Report how many lines of the entries below contain the word "hacksaw", and nothing more.

__ITEMS__:
● ● ● ● ●

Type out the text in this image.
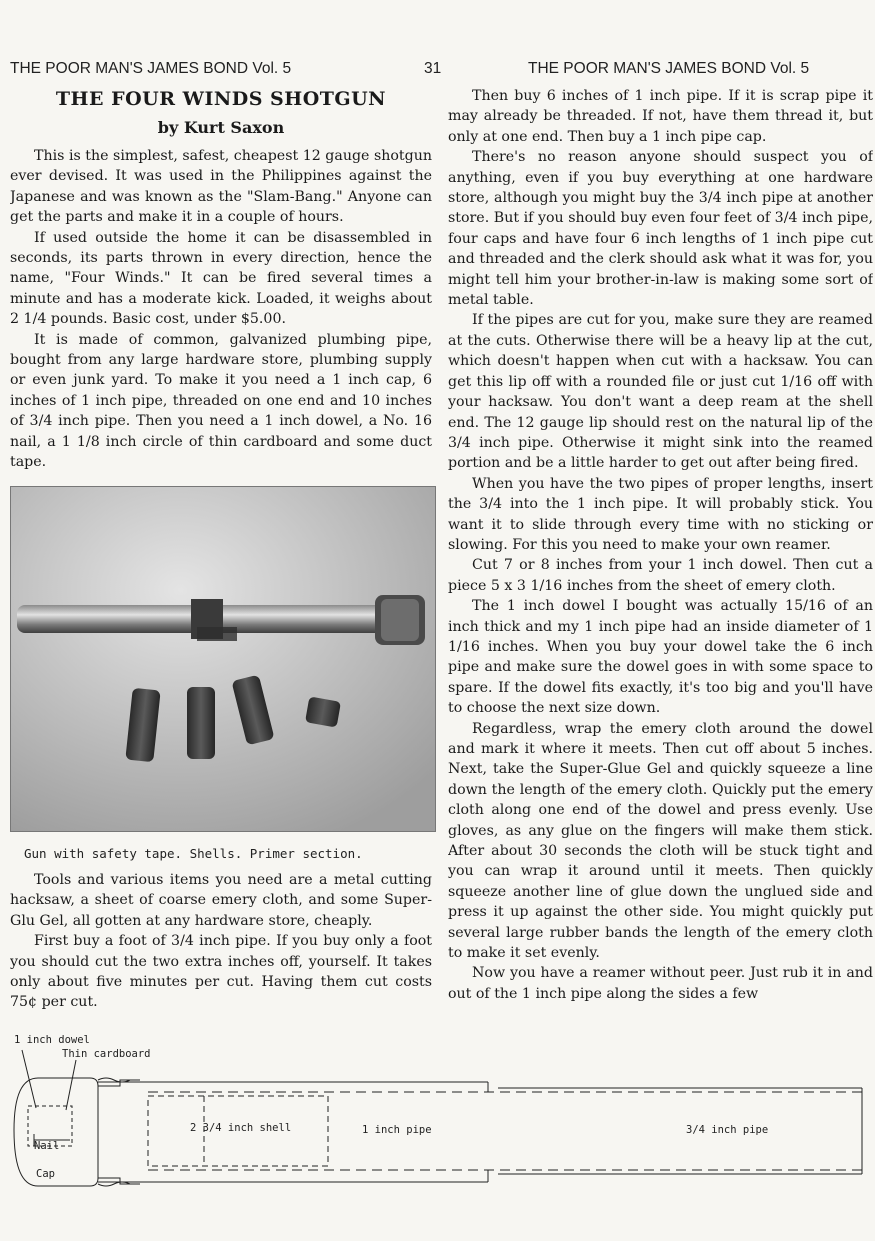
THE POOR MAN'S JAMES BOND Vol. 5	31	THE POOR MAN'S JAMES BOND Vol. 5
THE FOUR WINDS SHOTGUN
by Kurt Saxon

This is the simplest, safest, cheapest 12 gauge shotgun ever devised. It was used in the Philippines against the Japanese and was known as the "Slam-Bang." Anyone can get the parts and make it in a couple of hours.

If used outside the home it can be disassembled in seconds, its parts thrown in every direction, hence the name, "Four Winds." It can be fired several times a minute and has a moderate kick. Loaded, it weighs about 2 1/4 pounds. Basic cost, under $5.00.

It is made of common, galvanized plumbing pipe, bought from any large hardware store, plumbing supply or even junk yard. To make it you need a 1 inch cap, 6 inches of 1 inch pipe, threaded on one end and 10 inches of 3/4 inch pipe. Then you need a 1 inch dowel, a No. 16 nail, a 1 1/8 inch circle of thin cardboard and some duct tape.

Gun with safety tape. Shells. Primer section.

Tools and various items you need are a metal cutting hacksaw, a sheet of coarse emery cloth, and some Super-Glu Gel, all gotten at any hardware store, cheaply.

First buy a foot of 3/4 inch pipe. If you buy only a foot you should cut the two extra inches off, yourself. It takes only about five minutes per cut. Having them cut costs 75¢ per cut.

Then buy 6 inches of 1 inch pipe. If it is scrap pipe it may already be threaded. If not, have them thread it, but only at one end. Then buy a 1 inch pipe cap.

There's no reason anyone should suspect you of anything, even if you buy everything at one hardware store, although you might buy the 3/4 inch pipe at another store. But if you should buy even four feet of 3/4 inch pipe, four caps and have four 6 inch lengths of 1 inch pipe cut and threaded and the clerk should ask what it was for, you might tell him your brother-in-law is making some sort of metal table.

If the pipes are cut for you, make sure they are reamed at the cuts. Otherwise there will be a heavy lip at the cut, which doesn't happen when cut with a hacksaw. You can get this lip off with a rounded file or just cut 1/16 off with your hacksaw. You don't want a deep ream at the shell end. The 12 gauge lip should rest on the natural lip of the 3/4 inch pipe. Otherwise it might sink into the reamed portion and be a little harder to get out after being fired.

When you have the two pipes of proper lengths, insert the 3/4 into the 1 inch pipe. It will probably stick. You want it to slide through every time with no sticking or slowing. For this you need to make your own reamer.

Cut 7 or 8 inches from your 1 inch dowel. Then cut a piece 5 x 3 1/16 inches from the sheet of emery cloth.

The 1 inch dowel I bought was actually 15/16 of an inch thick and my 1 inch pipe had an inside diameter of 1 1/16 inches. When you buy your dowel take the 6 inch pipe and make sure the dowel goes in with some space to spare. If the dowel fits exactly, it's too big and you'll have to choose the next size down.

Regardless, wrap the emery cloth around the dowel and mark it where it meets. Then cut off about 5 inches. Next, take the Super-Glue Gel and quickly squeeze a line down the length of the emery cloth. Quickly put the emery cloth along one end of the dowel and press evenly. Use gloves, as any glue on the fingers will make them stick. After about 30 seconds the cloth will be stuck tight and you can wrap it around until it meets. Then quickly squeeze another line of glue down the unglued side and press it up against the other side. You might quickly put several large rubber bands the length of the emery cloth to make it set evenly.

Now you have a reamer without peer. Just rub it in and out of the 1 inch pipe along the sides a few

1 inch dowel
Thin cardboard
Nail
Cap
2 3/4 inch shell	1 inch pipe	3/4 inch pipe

● ● ● ● ●

__OUTPUT FOR THIS EXERCISE__: 2